▶ Supplied passage:
◆ ◆ ◆ ◆ ◆ ◆ ◆
Widmann, Schumann, Brahms: Yefim Bronfman (piano), New York Philharmonic Orchestra, Christoph von Dohnányi (conductor), Avery Fisher Hall, New York City, 13.01.2011 (SSM)

Jörg Widmann: Con Brio, Concert Overture for Orchestra

Robert Schumann:  Symphony No. 4 in D minor, Op. 120

Johannes Brahms: Concerto No. 2 in B-flat major for Piano and Orchestra, Op.83     

An apt title for last night’s sparkling program at Avery Fisher Hall might be “All Is Not What It Seems.” The young German composer Jörg Widmann’s engaging “Con Brio, Concert Overture for Orchestra” could well have been entitled “Con Brio, Paraphrases on Themes of Beethoven.” Schumann’s Fourth Symphony might have been listed under its original name, Symphonische Phantasie, and Brahms’s Second Piano Concerto, as it was expertly played here, could have been called “Symphony with Piano Obbligato.
◆ ◆ ◆ ◆ ◆ ◆ ◆
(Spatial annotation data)
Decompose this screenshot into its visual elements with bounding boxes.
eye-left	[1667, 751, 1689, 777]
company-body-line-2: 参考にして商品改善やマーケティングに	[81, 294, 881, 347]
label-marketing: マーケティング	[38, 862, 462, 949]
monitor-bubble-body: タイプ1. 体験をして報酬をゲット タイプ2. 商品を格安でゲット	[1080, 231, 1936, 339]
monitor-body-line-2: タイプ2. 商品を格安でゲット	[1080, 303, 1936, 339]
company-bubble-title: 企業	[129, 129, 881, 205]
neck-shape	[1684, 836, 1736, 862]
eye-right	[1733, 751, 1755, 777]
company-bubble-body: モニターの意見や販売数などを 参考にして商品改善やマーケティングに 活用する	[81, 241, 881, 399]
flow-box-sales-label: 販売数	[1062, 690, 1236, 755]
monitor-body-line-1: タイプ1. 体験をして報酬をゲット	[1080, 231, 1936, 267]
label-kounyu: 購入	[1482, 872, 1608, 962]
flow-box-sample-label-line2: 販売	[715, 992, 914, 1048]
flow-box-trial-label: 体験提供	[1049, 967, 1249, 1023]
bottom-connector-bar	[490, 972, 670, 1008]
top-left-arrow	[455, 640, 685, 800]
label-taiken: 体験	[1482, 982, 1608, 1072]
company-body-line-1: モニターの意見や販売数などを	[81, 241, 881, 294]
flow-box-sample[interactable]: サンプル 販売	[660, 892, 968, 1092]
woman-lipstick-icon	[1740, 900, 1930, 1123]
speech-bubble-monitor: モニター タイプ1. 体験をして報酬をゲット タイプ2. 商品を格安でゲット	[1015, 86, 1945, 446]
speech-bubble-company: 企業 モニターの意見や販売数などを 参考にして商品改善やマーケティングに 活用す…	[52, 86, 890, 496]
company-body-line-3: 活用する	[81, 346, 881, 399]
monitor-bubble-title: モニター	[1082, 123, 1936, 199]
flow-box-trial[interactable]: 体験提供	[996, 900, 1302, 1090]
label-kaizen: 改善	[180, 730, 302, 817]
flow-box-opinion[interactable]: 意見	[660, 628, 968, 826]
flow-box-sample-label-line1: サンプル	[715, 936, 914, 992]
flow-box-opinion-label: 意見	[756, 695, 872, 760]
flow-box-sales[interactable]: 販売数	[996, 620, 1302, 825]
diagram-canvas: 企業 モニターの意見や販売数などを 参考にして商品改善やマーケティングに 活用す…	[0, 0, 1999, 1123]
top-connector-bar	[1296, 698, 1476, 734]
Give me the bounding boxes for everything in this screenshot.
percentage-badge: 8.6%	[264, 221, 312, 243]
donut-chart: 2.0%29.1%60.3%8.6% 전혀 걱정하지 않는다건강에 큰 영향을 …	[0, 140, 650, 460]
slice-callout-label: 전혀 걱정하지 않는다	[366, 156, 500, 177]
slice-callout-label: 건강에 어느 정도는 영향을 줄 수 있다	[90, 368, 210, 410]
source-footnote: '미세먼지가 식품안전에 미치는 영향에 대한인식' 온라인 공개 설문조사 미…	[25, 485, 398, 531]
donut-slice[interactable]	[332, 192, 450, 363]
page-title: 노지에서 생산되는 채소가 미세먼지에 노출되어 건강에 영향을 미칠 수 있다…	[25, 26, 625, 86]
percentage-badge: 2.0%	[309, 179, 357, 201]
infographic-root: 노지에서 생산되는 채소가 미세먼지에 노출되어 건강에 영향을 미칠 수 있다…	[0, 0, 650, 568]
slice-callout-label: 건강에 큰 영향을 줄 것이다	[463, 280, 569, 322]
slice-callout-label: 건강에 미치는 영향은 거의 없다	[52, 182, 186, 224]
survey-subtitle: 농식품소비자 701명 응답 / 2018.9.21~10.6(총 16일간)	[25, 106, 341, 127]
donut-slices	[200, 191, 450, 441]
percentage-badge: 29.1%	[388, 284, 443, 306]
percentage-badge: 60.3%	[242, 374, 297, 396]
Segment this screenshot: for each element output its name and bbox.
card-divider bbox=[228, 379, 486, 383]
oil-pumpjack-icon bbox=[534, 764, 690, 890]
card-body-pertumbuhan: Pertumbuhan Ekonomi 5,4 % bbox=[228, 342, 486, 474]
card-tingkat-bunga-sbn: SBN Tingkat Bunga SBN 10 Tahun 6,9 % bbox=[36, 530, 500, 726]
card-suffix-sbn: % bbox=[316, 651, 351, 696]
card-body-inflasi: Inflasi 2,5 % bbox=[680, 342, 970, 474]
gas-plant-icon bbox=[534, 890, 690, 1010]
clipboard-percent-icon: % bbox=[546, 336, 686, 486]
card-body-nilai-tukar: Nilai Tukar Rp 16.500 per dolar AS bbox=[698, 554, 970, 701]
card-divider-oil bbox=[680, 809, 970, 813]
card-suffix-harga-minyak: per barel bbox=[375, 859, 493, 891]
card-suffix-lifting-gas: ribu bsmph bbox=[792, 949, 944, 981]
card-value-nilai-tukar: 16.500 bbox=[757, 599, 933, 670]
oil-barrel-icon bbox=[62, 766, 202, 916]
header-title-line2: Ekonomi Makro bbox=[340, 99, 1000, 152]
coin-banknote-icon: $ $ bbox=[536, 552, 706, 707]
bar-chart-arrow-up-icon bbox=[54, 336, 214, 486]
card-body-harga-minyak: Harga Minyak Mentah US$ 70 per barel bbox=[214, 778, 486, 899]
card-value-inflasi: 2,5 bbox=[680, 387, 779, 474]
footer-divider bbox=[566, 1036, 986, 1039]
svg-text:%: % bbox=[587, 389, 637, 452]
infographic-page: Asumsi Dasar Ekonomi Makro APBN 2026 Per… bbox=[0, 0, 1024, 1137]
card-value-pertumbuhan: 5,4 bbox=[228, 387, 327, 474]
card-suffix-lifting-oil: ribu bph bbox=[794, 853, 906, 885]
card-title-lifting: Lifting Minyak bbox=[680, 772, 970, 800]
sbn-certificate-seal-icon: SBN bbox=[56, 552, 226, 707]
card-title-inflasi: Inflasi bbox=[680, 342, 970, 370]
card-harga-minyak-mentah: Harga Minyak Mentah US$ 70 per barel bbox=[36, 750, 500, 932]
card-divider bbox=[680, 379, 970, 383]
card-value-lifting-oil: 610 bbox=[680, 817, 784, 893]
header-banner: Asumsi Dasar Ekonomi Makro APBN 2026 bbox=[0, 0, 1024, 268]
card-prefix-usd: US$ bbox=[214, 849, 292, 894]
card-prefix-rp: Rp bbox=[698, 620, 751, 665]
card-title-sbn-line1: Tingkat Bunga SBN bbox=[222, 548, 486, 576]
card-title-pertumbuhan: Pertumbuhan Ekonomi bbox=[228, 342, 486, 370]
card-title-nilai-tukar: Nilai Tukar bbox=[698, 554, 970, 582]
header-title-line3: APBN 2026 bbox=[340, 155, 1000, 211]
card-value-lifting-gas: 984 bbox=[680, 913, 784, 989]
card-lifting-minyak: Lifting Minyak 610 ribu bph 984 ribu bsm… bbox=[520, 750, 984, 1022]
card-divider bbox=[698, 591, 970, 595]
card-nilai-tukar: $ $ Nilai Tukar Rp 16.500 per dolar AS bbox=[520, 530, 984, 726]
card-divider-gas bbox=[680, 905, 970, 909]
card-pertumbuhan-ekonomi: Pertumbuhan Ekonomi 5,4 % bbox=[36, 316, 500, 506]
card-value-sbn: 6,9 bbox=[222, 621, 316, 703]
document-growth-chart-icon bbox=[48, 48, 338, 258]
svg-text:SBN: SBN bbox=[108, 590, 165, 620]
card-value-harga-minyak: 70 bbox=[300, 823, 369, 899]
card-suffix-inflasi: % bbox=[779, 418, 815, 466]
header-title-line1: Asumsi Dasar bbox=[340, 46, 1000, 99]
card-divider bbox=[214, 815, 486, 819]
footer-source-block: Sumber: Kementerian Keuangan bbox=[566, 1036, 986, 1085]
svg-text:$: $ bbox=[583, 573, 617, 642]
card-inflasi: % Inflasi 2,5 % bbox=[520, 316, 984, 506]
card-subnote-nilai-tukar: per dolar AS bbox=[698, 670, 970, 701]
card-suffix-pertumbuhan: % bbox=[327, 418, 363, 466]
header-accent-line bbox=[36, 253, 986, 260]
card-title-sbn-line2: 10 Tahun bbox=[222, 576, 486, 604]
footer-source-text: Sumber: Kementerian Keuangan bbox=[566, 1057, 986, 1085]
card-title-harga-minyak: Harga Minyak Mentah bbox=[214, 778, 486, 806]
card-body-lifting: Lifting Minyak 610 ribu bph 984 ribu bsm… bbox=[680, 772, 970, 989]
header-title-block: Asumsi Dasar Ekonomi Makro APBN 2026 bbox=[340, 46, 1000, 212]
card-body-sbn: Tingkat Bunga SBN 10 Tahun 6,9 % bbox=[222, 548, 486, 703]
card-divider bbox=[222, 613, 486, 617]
◆ ◆ ◆ ◆ ◆ ◆ ◆
Answer these questions from the concert review:
(a) Who conducted the New York Philharmonic Orchestra?
(b) What is the opus number of Schumann's Symphony No. 4 in D minor?
(c) Under what original name does the review say Schumann's Fourth Symphony might have been listed?

▶ Task output:
(a) Christoph von Dohnányi
(b) Op. 120
(c) Symphonische Phantasie